## BEGIN DATA FOR THIS EXERCISE
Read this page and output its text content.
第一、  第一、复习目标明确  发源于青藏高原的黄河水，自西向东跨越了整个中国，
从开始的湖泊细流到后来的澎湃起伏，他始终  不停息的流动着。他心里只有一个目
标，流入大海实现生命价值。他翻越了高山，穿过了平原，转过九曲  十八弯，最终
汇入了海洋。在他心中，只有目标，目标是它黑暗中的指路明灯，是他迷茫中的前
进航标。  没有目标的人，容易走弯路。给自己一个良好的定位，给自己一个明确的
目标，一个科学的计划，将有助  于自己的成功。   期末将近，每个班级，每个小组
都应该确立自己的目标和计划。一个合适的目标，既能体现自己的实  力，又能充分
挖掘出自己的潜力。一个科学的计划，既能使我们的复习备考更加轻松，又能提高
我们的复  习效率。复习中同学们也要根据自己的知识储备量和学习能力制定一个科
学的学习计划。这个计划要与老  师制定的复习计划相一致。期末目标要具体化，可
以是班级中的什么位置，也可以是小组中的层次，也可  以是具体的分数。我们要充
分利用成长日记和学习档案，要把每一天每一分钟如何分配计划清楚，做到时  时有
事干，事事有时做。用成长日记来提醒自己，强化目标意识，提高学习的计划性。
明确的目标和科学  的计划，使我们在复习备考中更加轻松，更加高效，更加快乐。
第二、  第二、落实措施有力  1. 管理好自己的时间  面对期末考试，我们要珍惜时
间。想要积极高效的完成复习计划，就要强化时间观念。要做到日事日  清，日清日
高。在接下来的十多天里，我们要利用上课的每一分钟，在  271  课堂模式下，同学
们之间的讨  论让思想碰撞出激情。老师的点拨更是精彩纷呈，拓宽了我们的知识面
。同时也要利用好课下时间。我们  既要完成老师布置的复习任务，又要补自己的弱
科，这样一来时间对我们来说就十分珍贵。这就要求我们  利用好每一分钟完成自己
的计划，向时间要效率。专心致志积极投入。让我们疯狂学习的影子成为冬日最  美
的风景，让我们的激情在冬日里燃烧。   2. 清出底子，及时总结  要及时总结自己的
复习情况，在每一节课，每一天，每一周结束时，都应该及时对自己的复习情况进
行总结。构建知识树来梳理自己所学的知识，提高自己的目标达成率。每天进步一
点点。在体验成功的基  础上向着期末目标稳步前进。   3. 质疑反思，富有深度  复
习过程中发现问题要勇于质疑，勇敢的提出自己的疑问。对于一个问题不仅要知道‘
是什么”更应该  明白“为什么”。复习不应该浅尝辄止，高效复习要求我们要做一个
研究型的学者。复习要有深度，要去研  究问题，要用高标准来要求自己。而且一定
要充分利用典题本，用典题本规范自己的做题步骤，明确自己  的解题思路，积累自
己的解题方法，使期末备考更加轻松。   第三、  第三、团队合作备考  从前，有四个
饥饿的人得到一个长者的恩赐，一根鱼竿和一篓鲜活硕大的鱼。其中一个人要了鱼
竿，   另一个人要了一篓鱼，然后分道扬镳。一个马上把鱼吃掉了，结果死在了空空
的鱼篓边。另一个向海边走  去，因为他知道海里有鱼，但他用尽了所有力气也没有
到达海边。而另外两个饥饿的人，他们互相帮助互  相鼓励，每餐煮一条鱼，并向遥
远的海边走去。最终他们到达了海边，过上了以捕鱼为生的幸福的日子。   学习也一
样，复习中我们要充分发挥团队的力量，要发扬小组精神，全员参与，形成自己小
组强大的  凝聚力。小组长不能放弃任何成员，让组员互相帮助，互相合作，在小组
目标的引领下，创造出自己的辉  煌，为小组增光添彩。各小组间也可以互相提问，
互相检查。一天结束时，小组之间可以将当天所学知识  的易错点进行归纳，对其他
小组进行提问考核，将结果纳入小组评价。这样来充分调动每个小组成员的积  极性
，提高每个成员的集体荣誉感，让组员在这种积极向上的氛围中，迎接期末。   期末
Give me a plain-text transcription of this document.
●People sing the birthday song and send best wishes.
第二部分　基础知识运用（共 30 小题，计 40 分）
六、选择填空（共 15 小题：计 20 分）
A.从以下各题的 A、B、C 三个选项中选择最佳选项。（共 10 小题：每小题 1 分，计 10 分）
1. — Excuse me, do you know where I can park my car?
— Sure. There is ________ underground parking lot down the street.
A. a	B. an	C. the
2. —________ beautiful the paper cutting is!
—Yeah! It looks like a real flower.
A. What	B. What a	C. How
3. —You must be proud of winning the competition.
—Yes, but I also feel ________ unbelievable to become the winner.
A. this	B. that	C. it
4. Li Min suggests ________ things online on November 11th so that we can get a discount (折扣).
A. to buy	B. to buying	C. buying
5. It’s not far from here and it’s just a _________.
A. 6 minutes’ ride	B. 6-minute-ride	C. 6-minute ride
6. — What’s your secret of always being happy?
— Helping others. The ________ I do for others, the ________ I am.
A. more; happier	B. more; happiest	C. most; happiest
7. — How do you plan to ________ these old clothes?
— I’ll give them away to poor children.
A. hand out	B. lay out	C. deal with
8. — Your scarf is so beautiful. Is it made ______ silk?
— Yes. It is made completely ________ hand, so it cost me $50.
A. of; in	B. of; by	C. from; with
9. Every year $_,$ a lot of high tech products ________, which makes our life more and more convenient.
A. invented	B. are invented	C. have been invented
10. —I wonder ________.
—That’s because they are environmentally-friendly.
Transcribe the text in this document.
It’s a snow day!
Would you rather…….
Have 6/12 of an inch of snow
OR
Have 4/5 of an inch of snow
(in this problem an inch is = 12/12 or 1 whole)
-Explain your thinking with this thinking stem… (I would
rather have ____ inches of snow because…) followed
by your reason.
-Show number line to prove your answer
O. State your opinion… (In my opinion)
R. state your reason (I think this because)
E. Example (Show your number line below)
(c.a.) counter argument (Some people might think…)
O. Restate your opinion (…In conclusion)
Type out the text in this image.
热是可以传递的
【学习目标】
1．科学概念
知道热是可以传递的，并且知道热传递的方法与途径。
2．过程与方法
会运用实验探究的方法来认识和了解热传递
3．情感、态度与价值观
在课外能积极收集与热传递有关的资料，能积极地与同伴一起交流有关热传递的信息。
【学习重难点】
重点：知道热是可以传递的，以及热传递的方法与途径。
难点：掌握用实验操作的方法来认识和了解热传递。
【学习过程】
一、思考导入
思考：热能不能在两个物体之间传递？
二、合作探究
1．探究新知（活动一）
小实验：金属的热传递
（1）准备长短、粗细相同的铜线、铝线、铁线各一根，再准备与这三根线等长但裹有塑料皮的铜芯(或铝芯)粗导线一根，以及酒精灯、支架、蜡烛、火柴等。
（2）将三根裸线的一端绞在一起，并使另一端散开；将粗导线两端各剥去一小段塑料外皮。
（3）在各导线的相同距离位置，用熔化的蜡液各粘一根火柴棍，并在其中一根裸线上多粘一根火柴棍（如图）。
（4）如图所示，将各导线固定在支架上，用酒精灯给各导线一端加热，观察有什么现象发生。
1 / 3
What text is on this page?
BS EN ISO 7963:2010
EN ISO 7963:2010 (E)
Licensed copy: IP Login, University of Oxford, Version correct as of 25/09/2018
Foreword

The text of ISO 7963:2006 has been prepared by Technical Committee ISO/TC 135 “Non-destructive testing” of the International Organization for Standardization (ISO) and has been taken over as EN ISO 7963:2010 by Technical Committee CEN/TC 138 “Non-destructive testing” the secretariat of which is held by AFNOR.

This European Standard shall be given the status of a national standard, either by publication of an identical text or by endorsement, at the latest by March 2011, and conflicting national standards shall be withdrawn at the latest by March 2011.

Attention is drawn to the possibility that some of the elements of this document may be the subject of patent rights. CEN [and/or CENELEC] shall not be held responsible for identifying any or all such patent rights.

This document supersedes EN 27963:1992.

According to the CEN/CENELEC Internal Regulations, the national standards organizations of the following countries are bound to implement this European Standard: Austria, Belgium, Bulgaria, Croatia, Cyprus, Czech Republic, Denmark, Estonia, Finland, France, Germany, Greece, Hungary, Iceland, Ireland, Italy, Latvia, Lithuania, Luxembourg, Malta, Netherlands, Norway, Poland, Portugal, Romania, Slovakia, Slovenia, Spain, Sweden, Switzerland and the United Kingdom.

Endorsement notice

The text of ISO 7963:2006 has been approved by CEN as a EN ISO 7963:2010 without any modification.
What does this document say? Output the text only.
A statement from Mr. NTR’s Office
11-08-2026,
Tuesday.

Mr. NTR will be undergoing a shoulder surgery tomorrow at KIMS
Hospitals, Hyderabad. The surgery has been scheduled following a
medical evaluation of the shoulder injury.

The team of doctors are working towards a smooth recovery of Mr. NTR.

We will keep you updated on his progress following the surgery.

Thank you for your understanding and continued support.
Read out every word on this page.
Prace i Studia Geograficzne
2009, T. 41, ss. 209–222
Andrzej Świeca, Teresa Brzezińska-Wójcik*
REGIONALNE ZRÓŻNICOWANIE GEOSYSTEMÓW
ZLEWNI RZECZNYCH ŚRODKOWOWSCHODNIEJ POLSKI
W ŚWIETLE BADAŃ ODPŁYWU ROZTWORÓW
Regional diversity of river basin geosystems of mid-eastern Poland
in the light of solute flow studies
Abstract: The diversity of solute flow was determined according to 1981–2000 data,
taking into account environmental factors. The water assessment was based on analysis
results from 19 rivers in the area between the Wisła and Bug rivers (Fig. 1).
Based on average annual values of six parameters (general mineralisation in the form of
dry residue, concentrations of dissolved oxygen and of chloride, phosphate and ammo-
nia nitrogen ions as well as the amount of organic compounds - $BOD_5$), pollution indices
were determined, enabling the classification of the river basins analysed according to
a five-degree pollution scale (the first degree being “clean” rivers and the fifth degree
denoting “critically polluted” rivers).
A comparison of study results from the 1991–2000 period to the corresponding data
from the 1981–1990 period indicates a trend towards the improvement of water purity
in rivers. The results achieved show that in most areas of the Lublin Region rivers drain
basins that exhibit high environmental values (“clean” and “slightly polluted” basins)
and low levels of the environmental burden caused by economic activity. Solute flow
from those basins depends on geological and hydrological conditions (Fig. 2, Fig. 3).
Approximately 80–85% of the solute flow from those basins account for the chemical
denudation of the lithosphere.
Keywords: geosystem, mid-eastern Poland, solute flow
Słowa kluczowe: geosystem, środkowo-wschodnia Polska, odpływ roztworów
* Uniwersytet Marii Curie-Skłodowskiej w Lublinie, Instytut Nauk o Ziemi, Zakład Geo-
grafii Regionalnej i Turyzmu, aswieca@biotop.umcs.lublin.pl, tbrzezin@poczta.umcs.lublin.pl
## END DATA FOR THIS EXERCISE
▸ DIRECTIVE
Within the listing, how many lines hold the word "shall"? Only the number is to be given.

▸ FINISHED ANSWER
2